LISTED RECORDS:

"""

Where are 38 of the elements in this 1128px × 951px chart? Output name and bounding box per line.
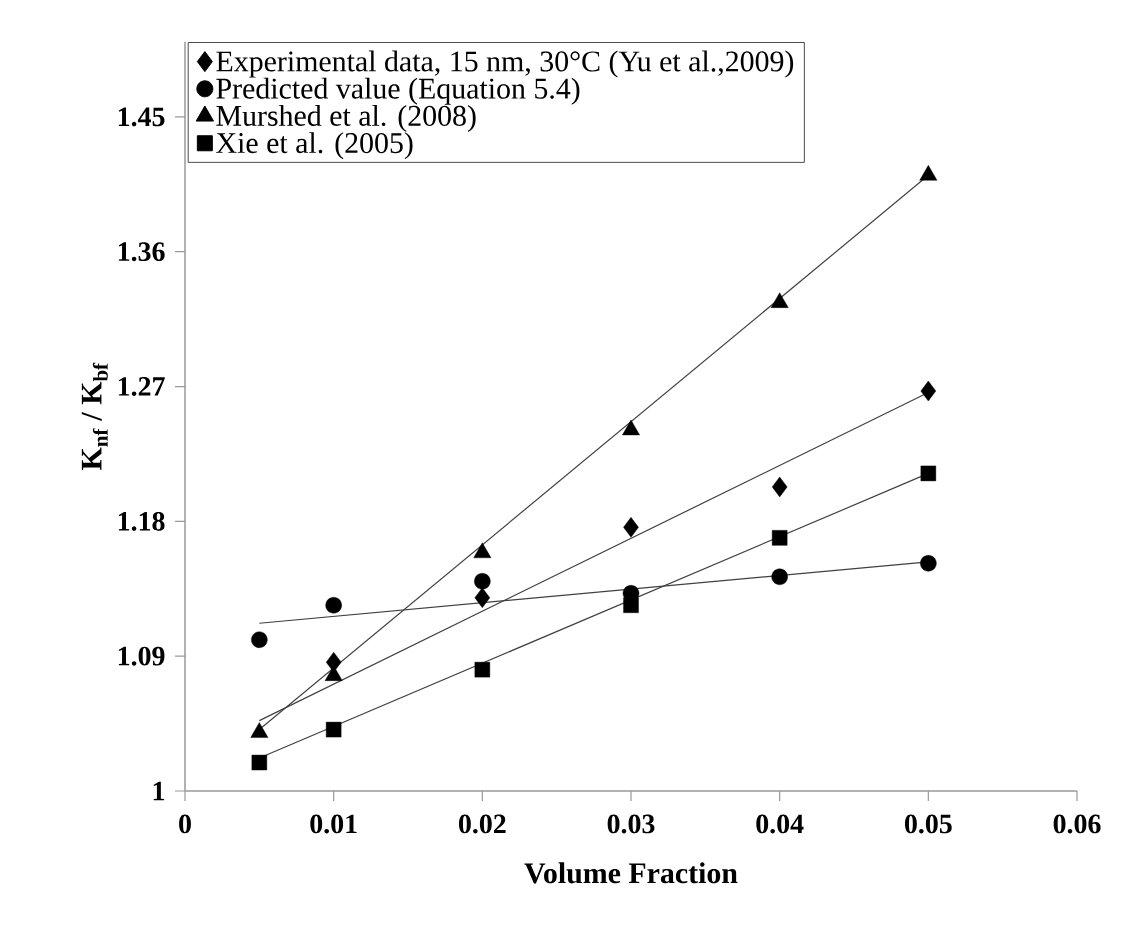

"""
"""

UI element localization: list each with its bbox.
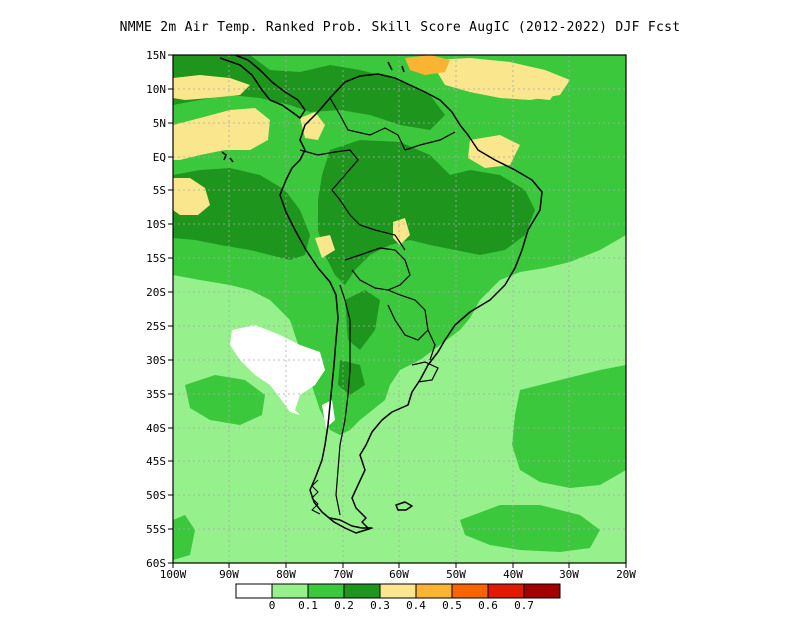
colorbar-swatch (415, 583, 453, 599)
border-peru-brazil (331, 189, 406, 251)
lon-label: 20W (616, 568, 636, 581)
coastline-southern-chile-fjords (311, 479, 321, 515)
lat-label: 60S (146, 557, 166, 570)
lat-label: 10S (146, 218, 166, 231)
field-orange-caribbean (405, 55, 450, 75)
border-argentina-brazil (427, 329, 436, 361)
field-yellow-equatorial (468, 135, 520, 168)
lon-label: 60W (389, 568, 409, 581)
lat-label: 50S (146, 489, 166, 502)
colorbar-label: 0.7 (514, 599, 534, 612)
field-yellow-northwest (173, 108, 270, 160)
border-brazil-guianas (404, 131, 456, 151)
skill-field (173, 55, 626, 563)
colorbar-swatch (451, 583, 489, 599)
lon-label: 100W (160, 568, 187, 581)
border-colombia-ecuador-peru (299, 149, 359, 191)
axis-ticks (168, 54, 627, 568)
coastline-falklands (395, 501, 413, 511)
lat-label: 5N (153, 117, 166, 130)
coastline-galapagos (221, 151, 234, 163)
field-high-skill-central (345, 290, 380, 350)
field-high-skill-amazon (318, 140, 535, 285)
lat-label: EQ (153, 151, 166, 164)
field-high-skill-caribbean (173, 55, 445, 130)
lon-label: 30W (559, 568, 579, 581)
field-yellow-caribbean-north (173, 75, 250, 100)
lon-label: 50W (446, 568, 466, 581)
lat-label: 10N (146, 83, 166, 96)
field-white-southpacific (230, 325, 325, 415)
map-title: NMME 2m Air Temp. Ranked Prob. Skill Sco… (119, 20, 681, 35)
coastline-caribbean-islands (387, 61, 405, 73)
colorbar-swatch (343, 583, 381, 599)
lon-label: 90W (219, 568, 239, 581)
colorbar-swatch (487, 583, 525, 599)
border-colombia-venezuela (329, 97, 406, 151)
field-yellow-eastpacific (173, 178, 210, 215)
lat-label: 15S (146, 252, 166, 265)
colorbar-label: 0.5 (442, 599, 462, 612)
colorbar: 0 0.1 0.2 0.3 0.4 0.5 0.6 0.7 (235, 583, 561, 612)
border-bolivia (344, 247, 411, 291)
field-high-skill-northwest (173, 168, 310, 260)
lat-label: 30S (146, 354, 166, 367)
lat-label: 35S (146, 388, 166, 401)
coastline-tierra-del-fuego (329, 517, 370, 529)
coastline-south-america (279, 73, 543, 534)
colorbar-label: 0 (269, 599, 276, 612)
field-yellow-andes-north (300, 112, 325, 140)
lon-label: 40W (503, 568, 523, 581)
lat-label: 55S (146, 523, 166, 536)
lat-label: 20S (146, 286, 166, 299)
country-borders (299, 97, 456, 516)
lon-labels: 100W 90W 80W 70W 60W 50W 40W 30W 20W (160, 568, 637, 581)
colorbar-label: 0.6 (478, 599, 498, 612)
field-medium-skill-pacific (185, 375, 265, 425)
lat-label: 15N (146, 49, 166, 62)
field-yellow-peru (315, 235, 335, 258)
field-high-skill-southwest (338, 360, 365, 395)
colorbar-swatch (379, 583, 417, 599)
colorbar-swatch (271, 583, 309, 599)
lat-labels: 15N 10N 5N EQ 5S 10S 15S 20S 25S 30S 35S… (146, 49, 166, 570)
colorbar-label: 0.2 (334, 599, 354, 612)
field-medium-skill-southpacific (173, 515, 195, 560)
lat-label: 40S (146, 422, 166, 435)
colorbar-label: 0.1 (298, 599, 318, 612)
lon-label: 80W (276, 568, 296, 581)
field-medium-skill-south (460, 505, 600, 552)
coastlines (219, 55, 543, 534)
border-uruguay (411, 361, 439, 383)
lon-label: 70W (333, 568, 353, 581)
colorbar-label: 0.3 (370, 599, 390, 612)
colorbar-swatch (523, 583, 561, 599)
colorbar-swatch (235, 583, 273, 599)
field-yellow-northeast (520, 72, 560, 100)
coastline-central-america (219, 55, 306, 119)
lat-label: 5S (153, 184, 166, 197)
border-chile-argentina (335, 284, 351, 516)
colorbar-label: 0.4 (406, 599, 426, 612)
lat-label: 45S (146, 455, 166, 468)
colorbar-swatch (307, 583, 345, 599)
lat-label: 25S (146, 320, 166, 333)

"""

THE PROBLEM: Render the records from the line holding "UI element localization: list" through the line holding "field-yellow-eastpacific (173, 178, 210, 215)", both lines included, as a numbered list. Skip blank lines and leave out the pictures.

CORRECT RESPONSE:
1. UI element localization: list each with its bbox.
2. colorbar-swatch (415, 583, 453, 599)
3. border-peru-brazil (331, 189, 406, 251)
4. lon-label: 20W (616, 568, 636, 581)
5. coastline-southern-chile-fjords (311, 479, 321, 515)
6. lat-label: 60S (146, 557, 166, 570)
7. lat-label: 10S (146, 218, 166, 231)
8. field-orange-caribbean (405, 55, 450, 75)
9. border-argentina-brazil (427, 329, 436, 361)
10. field-yellow-equatorial (468, 135, 520, 168)
11. lon-label: 60W (389, 568, 409, 581)
12. lat-label: 50S (146, 489, 166, 502)
13. colorbar-label: 0.7 (514, 599, 534, 612)
14. field-yellow-northwest (173, 108, 270, 160)
15. border-brazil-guianas (404, 131, 456, 151)
16. skill-field (173, 55, 626, 563)
17. colorbar-swatch (451, 583, 489, 599)
18. lon-label: 100W (160, 568, 187, 581)
19. border-colombia-ecuador-peru (299, 149, 359, 191)
20. axis-ticks (168, 54, 627, 568)
21. coastline-falklands (395, 501, 413, 511)
22. lat-label: 5N (153, 117, 166, 130)
23. coastline-galapagos (221, 151, 234, 163)
24. field-high-skill-central (345, 290, 380, 350)
25. field-high-skill-amazon (318, 140, 535, 285)
26. lat-label: EQ (153, 151, 166, 164)
27. field-high-skill-caribbean (173, 55, 445, 130)
28. lon-label: 30W (559, 568, 579, 581)
29. field-yellow-caribbean-north (173, 75, 250, 100)
30. lon-label: 50W (446, 568, 466, 581)
31. lat-label: 10N (146, 83, 166, 96)
32. field-white-southpacific (230, 325, 325, 415)
33. map-title: NMME 2m Air Temp. Ranked Prob. Skill Sco… (119, 20, 681, 35)
34. coastline-caribbean-islands (387, 61, 405, 73)
35. colorbar-swatch (343, 583, 381, 599)
36. lon-label: 90W (219, 568, 239, 581)
37. colorbar-swatch (487, 583, 525, 599)
38. border-colombia-venezuela (329, 97, 406, 151)
39. field-yellow-eastpacific (173, 178, 210, 215)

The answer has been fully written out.